▸ What is expected:
Report only the number of lines in this material that include "Flight".

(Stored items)
######
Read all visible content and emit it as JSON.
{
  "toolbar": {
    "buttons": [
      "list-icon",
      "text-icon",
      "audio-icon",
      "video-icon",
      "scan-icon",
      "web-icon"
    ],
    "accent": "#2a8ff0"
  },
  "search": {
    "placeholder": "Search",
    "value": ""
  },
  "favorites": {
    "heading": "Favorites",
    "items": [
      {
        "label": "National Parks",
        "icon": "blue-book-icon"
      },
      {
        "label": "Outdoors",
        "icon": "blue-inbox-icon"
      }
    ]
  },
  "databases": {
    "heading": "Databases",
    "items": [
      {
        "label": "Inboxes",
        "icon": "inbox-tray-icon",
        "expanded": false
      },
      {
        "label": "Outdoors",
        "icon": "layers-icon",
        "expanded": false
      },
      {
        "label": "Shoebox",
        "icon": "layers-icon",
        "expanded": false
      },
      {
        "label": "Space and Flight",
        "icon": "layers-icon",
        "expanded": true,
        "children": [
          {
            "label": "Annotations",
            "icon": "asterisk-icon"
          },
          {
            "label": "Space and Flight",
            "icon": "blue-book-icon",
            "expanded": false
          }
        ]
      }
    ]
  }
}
######
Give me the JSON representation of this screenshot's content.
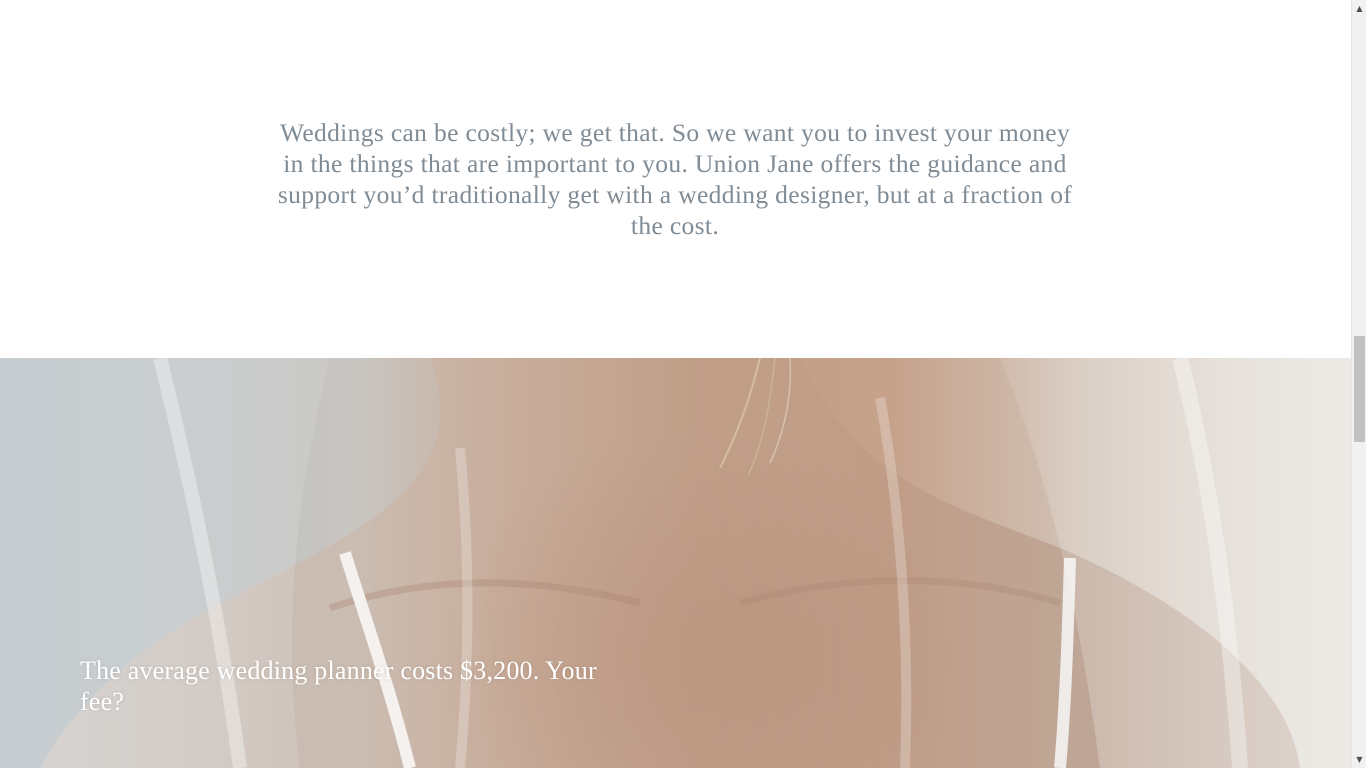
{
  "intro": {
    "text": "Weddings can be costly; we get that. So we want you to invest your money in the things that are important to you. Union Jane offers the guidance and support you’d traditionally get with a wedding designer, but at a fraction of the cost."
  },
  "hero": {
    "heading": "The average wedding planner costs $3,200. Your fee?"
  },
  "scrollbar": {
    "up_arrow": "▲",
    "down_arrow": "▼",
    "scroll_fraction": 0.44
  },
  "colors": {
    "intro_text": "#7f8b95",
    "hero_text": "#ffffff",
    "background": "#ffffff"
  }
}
######
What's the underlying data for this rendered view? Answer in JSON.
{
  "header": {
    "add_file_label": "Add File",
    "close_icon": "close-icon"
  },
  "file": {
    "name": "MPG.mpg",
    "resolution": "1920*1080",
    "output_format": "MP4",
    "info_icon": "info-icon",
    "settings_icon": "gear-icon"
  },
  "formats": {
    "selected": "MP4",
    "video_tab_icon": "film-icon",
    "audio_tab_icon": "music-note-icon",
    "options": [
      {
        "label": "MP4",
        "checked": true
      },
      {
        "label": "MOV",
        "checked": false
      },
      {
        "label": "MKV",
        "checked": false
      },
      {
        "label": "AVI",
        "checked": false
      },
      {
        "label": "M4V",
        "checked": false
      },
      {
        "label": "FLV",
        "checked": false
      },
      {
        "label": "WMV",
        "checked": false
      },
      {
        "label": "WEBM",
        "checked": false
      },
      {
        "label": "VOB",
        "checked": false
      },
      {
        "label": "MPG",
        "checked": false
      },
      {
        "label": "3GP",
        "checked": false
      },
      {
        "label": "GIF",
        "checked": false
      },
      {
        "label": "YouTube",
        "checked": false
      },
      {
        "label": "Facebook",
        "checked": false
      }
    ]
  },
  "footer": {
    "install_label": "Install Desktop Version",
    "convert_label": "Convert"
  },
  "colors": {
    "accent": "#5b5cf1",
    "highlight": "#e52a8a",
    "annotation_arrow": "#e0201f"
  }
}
######
▸ Response below:
2